Begin Data supplied

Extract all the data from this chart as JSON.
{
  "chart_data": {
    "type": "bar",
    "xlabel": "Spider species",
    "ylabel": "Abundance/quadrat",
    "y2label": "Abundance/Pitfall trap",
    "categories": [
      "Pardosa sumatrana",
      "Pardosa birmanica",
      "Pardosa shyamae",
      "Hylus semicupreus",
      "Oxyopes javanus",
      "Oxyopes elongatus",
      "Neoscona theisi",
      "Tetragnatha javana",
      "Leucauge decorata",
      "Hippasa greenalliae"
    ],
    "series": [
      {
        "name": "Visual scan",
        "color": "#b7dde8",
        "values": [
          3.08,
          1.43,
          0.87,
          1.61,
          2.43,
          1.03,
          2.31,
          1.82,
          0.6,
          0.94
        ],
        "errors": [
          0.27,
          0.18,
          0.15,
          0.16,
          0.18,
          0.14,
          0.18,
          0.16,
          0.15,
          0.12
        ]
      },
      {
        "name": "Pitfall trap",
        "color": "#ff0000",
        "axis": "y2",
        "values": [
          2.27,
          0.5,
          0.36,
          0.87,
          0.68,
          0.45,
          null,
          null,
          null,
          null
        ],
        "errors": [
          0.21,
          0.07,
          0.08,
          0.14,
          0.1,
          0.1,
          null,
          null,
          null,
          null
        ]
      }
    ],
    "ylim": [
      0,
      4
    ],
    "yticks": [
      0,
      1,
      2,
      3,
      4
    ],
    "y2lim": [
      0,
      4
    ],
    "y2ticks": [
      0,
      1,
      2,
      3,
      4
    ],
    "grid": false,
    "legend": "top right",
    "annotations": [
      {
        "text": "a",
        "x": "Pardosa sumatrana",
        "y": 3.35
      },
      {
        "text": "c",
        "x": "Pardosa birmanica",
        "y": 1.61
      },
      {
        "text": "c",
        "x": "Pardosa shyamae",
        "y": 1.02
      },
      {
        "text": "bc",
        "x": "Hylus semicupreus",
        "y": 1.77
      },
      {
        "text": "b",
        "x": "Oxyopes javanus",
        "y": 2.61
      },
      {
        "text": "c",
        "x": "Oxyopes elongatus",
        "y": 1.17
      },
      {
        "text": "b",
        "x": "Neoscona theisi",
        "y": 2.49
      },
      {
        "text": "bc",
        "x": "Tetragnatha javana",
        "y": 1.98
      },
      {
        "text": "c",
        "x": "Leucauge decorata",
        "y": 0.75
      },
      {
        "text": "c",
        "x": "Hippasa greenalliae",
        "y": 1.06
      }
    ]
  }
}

End Data supplied

◆ **Work required**:
Find each line holding the word "trap" and copy it.

◆ **Solution to the problem**:
    "y2label": "Abundance/Pitfall trap",
        "name": "Pitfall trap",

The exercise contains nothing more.